PROBLEM: Identify each line containing the word "which" and copy it.

SOURCE DATA:
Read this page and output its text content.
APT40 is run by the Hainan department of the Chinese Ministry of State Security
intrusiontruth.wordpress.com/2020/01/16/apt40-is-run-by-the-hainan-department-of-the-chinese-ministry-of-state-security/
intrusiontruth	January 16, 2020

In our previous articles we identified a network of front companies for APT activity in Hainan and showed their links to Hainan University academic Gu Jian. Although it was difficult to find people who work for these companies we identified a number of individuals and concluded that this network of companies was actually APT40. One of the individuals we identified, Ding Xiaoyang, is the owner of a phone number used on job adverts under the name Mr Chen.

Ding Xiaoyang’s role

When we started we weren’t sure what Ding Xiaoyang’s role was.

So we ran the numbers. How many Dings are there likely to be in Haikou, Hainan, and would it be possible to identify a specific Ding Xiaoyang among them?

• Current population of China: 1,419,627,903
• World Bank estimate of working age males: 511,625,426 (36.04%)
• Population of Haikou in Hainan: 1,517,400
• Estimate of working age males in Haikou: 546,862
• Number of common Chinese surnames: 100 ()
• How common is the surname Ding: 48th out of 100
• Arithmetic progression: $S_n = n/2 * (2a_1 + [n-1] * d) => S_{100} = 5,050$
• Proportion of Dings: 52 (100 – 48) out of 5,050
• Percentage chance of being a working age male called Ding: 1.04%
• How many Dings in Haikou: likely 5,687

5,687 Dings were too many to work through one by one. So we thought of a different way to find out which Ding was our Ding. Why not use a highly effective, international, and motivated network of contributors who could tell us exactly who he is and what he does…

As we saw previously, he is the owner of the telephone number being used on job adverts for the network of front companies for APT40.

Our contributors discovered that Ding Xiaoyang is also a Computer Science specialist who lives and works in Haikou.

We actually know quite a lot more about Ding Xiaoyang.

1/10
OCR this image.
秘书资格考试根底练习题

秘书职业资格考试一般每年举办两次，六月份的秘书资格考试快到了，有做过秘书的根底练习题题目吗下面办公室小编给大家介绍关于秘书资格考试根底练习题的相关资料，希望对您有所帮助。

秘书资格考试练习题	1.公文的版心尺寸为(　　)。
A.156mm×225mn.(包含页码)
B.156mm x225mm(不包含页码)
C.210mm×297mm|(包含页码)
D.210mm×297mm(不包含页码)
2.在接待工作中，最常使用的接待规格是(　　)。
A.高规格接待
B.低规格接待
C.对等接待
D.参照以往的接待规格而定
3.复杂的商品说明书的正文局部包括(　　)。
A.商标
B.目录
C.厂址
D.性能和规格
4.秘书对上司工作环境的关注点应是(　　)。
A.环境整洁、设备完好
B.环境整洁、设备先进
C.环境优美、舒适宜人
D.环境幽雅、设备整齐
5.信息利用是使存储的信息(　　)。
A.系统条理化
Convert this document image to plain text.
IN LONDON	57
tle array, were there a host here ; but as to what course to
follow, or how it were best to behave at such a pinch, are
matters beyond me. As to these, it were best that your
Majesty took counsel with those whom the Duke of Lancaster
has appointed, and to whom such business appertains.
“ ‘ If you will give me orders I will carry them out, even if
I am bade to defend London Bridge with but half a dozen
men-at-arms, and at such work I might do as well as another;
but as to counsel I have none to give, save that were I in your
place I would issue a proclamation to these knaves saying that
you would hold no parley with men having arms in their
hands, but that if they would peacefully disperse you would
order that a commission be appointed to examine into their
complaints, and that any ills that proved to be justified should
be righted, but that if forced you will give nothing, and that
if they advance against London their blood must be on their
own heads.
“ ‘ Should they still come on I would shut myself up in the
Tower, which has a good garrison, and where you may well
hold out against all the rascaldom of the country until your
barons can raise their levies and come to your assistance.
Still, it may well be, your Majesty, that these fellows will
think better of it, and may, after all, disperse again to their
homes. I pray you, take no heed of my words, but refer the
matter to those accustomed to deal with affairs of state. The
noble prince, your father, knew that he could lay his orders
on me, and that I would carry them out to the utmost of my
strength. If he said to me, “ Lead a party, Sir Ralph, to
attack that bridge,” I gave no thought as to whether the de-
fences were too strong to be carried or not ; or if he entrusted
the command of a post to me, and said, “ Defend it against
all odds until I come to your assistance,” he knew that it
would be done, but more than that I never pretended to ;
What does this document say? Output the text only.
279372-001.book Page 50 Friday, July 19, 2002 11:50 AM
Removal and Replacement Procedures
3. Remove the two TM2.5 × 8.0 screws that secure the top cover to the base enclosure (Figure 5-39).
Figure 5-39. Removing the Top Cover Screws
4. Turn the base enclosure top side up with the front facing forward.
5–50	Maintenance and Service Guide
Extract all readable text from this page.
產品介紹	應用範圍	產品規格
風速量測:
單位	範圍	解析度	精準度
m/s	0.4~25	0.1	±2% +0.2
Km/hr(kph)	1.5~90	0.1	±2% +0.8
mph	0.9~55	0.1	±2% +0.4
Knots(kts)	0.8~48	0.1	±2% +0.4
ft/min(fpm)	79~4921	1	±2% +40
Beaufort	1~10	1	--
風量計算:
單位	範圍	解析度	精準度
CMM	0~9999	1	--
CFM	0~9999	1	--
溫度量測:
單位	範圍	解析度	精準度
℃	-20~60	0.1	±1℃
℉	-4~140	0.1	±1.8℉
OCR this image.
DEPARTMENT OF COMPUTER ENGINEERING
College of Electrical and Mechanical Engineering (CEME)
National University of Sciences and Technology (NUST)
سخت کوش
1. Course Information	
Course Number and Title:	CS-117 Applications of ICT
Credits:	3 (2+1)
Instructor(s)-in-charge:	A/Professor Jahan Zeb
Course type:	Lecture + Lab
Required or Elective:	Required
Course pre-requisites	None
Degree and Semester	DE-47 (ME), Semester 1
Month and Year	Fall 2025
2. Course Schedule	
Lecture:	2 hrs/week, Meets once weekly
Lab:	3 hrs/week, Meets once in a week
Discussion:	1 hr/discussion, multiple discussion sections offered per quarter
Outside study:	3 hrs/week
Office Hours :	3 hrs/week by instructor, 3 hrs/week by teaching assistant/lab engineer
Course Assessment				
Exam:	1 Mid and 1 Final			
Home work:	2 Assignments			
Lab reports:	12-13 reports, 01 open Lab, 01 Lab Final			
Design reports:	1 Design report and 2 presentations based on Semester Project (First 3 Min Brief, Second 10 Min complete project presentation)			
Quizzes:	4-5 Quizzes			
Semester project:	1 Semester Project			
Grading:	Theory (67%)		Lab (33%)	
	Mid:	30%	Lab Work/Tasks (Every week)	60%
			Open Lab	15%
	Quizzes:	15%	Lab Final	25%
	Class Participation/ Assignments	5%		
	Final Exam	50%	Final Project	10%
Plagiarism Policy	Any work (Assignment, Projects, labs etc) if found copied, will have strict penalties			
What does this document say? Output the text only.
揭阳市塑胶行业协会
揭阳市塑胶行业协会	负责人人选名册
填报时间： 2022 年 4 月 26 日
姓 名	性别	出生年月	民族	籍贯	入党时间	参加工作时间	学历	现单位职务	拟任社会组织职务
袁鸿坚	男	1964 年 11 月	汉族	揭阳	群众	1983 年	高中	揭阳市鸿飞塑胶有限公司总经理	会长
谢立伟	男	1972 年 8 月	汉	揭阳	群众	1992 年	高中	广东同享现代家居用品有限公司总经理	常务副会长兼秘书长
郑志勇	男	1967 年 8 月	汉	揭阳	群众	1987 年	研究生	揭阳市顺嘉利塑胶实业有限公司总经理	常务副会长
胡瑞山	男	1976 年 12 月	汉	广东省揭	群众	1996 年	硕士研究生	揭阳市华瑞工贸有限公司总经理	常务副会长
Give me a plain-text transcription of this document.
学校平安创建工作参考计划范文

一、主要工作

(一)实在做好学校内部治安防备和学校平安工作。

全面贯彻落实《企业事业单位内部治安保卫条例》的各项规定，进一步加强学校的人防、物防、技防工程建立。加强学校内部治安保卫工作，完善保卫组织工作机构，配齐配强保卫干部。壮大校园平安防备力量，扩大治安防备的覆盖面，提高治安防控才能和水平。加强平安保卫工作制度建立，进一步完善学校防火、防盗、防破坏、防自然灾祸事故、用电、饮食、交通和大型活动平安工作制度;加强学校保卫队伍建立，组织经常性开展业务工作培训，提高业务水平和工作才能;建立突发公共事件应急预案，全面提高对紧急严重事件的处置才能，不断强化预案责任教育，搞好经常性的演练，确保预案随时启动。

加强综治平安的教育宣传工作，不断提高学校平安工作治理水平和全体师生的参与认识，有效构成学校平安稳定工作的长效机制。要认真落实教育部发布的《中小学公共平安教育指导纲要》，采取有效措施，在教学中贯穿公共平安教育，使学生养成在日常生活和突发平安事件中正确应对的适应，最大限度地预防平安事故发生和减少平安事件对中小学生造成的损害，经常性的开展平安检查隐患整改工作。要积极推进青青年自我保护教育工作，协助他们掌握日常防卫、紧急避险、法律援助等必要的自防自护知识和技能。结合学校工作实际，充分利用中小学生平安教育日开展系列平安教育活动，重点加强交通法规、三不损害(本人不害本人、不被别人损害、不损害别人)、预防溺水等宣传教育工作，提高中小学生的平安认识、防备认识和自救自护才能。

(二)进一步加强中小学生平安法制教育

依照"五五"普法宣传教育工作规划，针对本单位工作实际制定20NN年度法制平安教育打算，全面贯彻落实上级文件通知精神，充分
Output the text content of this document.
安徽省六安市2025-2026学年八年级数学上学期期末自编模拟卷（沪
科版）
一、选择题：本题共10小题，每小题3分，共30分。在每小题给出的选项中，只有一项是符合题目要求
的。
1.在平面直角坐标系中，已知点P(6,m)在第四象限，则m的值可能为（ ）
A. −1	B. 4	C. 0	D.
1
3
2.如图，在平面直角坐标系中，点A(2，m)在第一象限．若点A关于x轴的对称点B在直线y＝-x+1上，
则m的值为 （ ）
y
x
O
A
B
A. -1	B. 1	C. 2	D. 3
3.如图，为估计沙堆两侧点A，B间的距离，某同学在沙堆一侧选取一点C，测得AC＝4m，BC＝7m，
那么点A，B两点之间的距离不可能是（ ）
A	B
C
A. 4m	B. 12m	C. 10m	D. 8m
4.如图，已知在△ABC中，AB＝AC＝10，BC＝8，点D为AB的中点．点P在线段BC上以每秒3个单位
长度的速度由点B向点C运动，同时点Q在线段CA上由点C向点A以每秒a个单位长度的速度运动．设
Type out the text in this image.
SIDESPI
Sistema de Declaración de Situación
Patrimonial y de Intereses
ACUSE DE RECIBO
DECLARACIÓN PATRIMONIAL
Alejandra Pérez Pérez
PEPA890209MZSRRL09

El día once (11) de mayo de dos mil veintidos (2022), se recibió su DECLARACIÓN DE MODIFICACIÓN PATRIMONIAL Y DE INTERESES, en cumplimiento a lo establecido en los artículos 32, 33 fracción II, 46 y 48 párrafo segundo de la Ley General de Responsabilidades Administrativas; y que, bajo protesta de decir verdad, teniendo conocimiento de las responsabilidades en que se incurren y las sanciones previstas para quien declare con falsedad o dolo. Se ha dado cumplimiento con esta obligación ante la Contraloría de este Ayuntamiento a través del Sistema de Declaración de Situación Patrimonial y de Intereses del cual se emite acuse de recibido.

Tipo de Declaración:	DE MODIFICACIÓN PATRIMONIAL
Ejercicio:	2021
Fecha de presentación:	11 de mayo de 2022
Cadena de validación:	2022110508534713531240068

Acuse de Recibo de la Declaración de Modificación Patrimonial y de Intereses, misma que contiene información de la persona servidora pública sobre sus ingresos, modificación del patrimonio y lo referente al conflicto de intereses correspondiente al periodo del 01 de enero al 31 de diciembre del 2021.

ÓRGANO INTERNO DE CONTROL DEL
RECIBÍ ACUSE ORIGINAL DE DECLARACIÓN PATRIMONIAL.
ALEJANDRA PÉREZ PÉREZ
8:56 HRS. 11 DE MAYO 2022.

RIGHT ANSWER:
5,687 Dings were too many to work through one by one. So we thought of a different way to find out which Ding was our Ding. Why not use a highly effective, international, and motivated network of contributors who could tell us exactly who he is and what he does…
Tower, which has a good garrison, and where you may well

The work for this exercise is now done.